▶ **To be done**:
Please copy the listing lines between the line holding "List every element" and the line holding "logo-arrow-glyph: ◁ <box>737", inclusive, swapping "screenshot" for "image" and keeping everything else unchanged. Leave the pictures out.

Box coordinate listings

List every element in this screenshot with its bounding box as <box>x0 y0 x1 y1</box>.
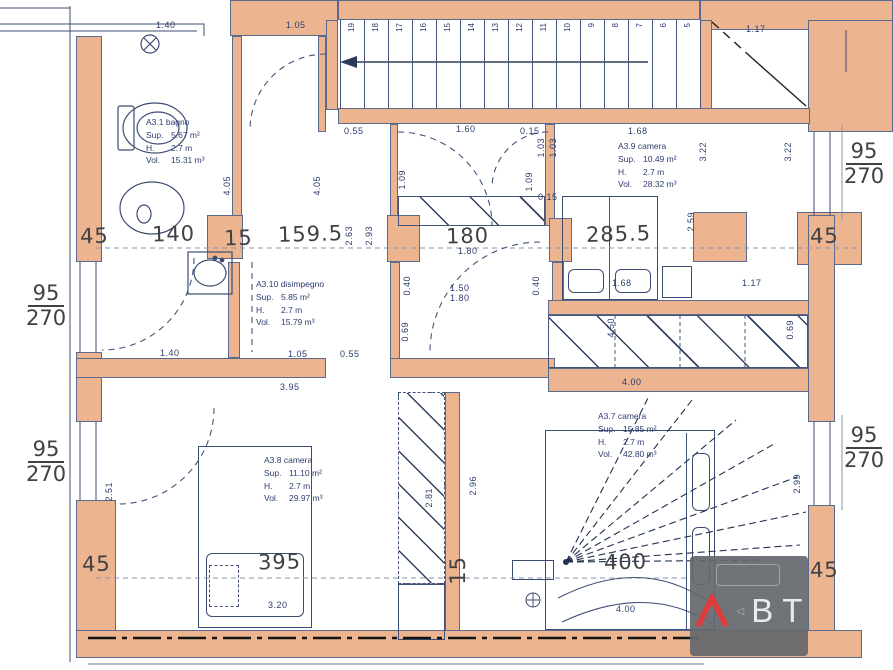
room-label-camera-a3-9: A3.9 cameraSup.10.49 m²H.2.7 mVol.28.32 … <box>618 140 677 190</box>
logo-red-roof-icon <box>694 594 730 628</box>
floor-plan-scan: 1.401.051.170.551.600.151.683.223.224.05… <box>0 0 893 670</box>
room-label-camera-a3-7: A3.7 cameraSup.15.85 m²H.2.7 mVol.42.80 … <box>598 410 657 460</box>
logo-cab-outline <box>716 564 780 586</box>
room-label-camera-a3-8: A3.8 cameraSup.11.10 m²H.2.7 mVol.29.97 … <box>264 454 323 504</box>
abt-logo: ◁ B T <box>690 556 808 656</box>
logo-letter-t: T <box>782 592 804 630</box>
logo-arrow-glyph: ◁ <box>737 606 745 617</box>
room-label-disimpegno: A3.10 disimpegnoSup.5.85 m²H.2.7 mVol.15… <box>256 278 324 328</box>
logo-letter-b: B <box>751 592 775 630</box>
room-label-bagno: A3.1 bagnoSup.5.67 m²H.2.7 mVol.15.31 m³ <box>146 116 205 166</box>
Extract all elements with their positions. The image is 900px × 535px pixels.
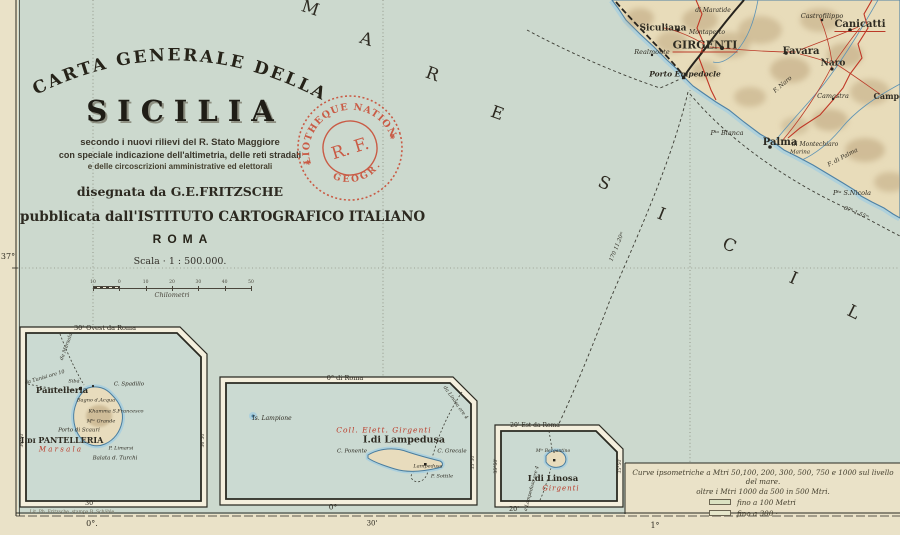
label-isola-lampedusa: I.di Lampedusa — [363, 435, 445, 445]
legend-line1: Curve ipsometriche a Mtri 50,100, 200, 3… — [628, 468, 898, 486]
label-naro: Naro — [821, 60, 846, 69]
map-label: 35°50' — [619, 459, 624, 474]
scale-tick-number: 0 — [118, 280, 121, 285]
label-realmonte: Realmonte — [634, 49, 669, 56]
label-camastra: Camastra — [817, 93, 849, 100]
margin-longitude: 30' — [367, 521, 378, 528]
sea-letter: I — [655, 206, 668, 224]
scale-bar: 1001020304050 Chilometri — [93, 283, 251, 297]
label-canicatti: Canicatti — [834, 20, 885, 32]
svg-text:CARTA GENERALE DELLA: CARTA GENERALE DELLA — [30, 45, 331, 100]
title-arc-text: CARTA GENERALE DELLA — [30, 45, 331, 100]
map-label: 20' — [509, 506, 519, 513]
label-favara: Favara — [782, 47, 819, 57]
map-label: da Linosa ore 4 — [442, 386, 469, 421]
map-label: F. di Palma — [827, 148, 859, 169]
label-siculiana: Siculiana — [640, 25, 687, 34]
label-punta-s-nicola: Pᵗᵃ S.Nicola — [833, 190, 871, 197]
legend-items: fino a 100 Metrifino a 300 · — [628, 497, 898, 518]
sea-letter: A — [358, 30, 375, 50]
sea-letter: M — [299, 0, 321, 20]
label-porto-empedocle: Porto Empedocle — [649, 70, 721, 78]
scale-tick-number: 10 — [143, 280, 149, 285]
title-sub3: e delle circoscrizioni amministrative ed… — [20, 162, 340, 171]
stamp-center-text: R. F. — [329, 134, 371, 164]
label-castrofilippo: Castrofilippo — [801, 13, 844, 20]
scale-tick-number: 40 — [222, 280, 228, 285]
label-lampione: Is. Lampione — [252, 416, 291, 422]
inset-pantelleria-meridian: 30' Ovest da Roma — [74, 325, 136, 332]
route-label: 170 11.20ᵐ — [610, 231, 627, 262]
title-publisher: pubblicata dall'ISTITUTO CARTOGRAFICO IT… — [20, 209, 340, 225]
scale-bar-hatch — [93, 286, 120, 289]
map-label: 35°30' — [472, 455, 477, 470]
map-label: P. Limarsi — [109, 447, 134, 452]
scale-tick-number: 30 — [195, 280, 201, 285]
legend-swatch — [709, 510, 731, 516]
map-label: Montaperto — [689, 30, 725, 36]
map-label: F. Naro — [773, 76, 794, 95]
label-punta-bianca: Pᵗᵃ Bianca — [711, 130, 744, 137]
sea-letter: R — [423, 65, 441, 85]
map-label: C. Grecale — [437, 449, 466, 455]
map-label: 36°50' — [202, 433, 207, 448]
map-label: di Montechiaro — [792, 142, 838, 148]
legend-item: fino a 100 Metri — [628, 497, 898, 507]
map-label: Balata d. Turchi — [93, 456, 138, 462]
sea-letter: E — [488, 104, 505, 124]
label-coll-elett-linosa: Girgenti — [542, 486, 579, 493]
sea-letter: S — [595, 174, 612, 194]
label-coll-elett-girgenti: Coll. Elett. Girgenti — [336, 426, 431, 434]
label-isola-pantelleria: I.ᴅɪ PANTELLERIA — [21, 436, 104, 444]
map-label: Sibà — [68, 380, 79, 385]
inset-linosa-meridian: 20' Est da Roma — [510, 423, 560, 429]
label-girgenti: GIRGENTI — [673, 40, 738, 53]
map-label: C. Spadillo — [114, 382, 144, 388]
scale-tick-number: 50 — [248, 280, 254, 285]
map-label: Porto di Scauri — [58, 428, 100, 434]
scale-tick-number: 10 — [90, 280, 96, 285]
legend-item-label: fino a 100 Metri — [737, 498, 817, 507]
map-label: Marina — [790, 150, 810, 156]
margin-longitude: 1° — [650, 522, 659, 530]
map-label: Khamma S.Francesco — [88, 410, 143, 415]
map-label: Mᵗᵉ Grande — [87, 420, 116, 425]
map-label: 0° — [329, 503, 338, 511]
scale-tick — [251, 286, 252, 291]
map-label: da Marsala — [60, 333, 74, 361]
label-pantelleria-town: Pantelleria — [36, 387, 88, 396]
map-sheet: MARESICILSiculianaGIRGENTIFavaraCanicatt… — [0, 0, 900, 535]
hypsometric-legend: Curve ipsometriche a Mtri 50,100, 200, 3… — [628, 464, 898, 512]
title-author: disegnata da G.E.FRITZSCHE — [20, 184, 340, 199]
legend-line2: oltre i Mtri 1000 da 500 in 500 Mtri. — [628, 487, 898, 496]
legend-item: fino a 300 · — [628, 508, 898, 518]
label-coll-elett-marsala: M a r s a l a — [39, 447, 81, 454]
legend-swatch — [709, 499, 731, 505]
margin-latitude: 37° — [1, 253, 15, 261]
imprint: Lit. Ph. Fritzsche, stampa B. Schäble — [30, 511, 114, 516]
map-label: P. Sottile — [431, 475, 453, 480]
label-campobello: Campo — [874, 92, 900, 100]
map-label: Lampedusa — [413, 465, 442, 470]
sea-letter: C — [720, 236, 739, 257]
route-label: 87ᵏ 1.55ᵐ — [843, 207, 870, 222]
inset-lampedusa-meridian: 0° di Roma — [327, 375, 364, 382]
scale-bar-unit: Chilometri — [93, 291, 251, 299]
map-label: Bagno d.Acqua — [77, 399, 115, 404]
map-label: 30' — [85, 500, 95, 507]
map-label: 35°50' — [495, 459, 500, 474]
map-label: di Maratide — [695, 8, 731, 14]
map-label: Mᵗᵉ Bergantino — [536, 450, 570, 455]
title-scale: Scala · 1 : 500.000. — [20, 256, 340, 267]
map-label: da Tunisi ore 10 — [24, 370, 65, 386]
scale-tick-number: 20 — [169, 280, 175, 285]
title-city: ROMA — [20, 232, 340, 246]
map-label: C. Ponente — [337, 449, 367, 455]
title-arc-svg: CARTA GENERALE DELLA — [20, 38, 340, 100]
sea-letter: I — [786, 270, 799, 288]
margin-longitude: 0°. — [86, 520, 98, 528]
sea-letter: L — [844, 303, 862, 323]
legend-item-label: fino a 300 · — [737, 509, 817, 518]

...

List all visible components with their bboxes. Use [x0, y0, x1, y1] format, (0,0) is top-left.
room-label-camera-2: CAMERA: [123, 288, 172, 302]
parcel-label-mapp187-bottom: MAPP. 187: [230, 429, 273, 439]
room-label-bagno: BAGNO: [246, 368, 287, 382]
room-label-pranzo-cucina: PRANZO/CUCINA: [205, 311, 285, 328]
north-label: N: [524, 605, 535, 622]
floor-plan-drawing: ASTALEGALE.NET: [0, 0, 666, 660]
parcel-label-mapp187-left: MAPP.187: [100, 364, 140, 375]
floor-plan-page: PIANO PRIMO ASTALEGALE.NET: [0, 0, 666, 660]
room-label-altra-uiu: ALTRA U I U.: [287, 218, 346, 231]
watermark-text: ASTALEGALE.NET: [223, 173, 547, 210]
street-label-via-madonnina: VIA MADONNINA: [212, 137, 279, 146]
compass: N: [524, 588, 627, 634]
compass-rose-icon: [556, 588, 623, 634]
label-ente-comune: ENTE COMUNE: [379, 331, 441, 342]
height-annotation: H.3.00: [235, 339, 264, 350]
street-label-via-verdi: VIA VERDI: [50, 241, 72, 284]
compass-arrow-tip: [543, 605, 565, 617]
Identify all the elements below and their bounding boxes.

▶ **Reply**:
List every element in this image with its bounding box as <box>x0 y0 x1 y1</box>.
room-label-camera-a3-9: A3.9 cameraSup.10.49 m²H.2.7 mVol.28.32 … <box>618 140 677 190</box>
logo-red-roof-icon <box>694 594 730 628</box>
floor-plan-scan: 1.401.051.170.551.600.151.683.223.224.05… <box>0 0 893 670</box>
room-label-camera-a3-7: A3.7 cameraSup.15.85 m²H.2.7 mVol.42.80 … <box>598 410 657 460</box>
logo-cab-outline <box>716 564 780 586</box>
room-label-camera-a3-8: A3.8 cameraSup.11.10 m²H.2.7 mVol.29.97 … <box>264 454 323 504</box>
abt-logo: ◁ B T <box>690 556 808 656</box>
logo-letter-t: T <box>782 592 804 630</box>
logo-arrow-glyph: ◁ <box>737 606 745 617</box>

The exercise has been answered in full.